Written instruction:
Transcribe the portion of the rice-growing text below that begins with the words "Rice in Maharashtra" and ends with "the following cycle.", copying it word for word.

Reading text:
Unpolished rice retains this layer intact.

The difference is nutritional, but also sensory. Heritage rice cooks differently, carries more texture and aroma, releases energy more slowly, and creates greater satiety. Many native varieties naturally contain higher amylose content, associated with a lower glycemic response than polished modern rice.

At Vrindavan Farm, the rice is dehusked slowly in-house using a low-friction process designed to preserve the grain without generating heat or stripping away its living qualities.

 

The result is a grain that feels fuller, steadier, and more complete.

Seasonal Rice Growing in Maharashtra

 

Rice in Maharashtra begins with the arrival of rain.

 

As the monsoon settles over the Western Ghats, nurseries are sown and fields flood naturally. Through the wet months, entire communities move together through the stages of rice growing — sowing and transplanting.

By late monsoon, the landscape shifts from green to gold. Harvesting begins under uncertain skies where timing becomes everything. Extended rains may flatten crops, trigger sprouting, or reduce recoverable grain dramatically.

The dry post-monsoon months brings the community together again, moving through the stages of harvesting, threshing, drying, and storing seed for the following cycle. 

The season stretches beyond the field itself.

  Rice water becomes nourishment.

  Straw feeds cattle, soil and ripens mango.
  Seed is stored in ash and neem.

 

And the harvest slowly becomes part of daily life once again.

Entries:
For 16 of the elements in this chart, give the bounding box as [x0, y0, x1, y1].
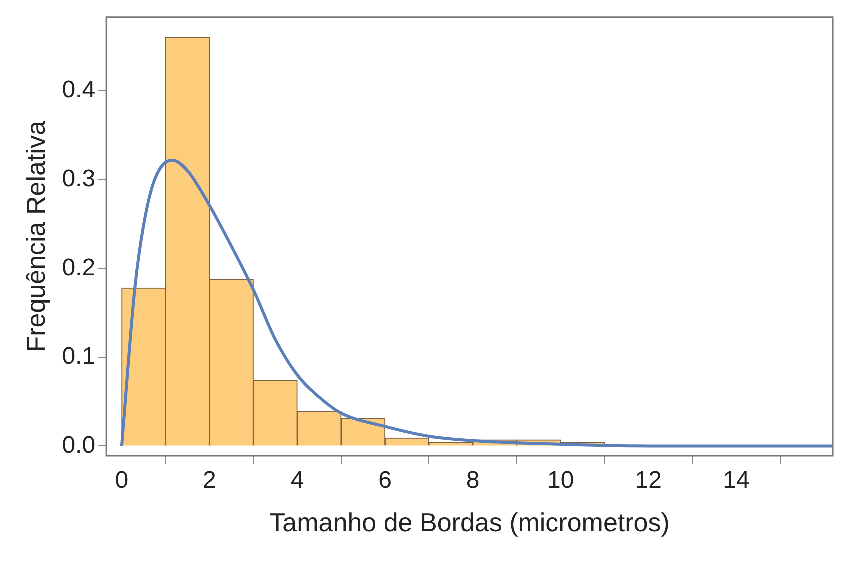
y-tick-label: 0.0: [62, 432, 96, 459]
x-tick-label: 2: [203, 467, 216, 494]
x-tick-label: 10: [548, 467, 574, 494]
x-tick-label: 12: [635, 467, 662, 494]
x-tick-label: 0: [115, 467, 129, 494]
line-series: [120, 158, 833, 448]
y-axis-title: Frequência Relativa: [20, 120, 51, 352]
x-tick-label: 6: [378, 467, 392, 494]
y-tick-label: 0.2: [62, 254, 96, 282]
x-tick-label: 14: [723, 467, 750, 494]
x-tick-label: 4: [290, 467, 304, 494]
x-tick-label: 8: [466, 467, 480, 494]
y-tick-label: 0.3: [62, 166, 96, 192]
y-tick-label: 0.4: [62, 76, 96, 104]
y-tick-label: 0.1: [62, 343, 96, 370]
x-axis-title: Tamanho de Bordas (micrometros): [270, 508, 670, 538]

Answer below:
Rice in Maharashtra begins with the arrival of rain.

 

As the monsoon settles over the Western Ghats, nurseries are sown and fields flood naturally. Through the wet months, entire communities move together through the stages of rice growing — sowing and transplanting.

By late monsoon, the landscape shifts from green to gold. Harvesting begins under uncertain skies where timing becomes everything. Extended rains may flatten crops, trigger sprouting, or reduce recoverable grain dramatically.

The dry post-monsoon months brings the community together again, moving through the stages of harvesting, threshing, drying, and storing seed for the following cycle.